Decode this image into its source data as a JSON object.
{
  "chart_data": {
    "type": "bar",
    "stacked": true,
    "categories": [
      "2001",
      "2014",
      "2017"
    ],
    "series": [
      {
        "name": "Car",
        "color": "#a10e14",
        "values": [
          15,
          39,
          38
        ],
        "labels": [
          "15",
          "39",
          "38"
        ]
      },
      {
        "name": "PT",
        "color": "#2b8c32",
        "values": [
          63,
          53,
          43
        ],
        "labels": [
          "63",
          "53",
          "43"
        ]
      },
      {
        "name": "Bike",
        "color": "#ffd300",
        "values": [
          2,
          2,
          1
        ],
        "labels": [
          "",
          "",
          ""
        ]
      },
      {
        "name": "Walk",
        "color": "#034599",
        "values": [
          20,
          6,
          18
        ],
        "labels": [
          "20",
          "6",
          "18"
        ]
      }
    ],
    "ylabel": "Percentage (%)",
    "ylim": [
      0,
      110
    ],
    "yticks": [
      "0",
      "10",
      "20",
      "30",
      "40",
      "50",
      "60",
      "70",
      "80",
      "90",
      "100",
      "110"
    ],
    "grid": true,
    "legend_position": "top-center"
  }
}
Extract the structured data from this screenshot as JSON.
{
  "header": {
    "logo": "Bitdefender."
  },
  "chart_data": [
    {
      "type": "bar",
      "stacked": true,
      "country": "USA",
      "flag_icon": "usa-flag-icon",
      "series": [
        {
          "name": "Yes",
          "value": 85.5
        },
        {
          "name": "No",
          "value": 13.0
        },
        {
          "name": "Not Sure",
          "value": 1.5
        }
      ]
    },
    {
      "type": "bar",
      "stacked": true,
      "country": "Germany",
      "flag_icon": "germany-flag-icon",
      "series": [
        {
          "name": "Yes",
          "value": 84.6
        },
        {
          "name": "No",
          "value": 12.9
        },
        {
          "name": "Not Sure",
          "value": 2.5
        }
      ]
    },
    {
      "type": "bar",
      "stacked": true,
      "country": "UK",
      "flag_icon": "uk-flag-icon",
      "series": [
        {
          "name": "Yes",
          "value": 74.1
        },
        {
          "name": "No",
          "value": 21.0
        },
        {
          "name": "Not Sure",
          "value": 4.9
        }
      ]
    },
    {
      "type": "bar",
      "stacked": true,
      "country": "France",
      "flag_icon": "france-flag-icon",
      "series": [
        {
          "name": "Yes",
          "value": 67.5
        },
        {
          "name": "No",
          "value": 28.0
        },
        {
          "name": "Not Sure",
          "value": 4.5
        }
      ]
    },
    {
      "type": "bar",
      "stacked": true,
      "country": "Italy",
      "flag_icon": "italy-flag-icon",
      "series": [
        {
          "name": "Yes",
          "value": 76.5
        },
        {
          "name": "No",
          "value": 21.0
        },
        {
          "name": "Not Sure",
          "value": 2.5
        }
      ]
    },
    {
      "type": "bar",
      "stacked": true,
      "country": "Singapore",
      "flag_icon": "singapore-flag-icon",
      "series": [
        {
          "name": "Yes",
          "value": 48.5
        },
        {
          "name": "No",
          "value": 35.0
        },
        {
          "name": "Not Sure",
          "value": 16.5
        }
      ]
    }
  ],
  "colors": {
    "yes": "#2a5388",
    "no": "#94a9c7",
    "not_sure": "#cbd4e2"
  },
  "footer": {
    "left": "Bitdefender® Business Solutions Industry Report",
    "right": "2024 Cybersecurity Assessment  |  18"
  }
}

● Task goal: Retype every entry word for word.

● Solution for this problem:
Decode this image into its source data as a JSON object.
{
  "chart_data": {
    "type": "bar",
    "stacked": true,
    "categories": [
      "2001",
      "2014",
      "2017"
    ],
    "series": [
      {
        "name": "Car",
        "color": "#a10e14",
        "values": [
          15,
          39,
          38
        ],
        "labels": [
          "15",
          "39",
          "38"
        ]
      },
      {
        "name": "PT",
        "color": "#2b8c32",
        "values": [
          63,
          53,
          43
        ],
        "labels": [
          "63",
          "53",
          "43"
        ]
      },
      {
        "name": "Bike",
        "color": "#ffd300",
        "values": [
          2,
          2,
          1
        ],
        "labels": [
          "",
          "",
          ""
        ]
      },
      {
        "name": "Walk",
        "color": "#034599",
        "values": [
          20,
          6,
          18
        ],
        "labels": [
          "20",
          "6",
          "18"
        ]
      }
    ],
    "ylabel": "Percentage (%)",
    "ylim": [
      0,
      110
    ],
    "yticks": [
      "0",
      "10",
      "20",
      "30",
      "40",
      "50",
      "60",
      "70",
      "80",
      "90",
      "100",
      "110"
    ],
    "grid": true,
    "legend_position": "top-center"
  }
}
Extract the structured data from this screenshot as JSON.
{
  "header": {
    "logo": "Bitdefender."
  },
  "chart_data": [
    {
      "type": "bar",
      "stacked": true,
      "country": "USA",
      "flag_icon": "usa-flag-icon",
      "series": [
        {
          "name": "Yes",
          "value": 85.5
        },
        {
          "name": "No",
          "value": 13.0
        },
        {
          "name": "Not Sure",
          "value": 1.5
        }
      ]
    },
    {
      "type": "bar",
      "stacked": true,
      "country": "Germany",
      "flag_icon": "germany-flag-icon",
      "series": [
        {
          "name": "Yes",
          "value": 84.6
        },
        {
          "name": "No",
          "value": 12.9
        },
        {
          "name": "Not Sure",
          "value": 2.5
        }
      ]
    },
    {
      "type": "bar",
      "stacked": true,
      "country": "UK",
      "flag_icon": "uk-flag-icon",
      "series": [
        {
          "name": "Yes",
          "value": 74.1
        },
        {
          "name": "No",
          "value": 21.0
        },
        {
          "name": "Not Sure",
          "value": 4.9
        }
      ]
    },
    {
      "type": "bar",
      "stacked": true,
      "country": "France",
      "flag_icon": "france-flag-icon",
      "series": [
        {
          "name": "Yes",
          "value": 67.5
        },
        {
          "name": "No",
          "value": 28.0
        },
        {
          "name": "Not Sure",
          "value": 4.5
        }
      ]
    },
    {
      "type": "bar",
      "stacked": true,
      "country": "Italy",
      "flag_icon": "italy-flag-icon",
      "series": [
        {
          "name": "Yes",
          "value": 76.5
        },
        {
          "name": "No",
          "value": 21.0
        },
        {
          "name": "Not Sure",
          "value": 2.5
        }
      ]
    },
    {
      "type": "bar",
      "stacked": true,
      "country": "Singapore",
      "flag_icon": "singapore-flag-icon",
      "series": [
        {
          "name": "Yes",
          "value": 48.5
        },
        {
          "name": "No",
          "value": 35.0
        },
        {
          "name": "Not Sure",
          "value": 16.5
        }
      ]
    }
  ],
  "colors": {
    "yes": "#2a5388",
    "no": "#94a9c7",
    "not_sure": "#cbd4e2"
  },
  "footer": {
    "left": "Bitdefender® Business Solutions Industry Report",
    "right": "2024 Cybersecurity Assessment  |  18"
  }
}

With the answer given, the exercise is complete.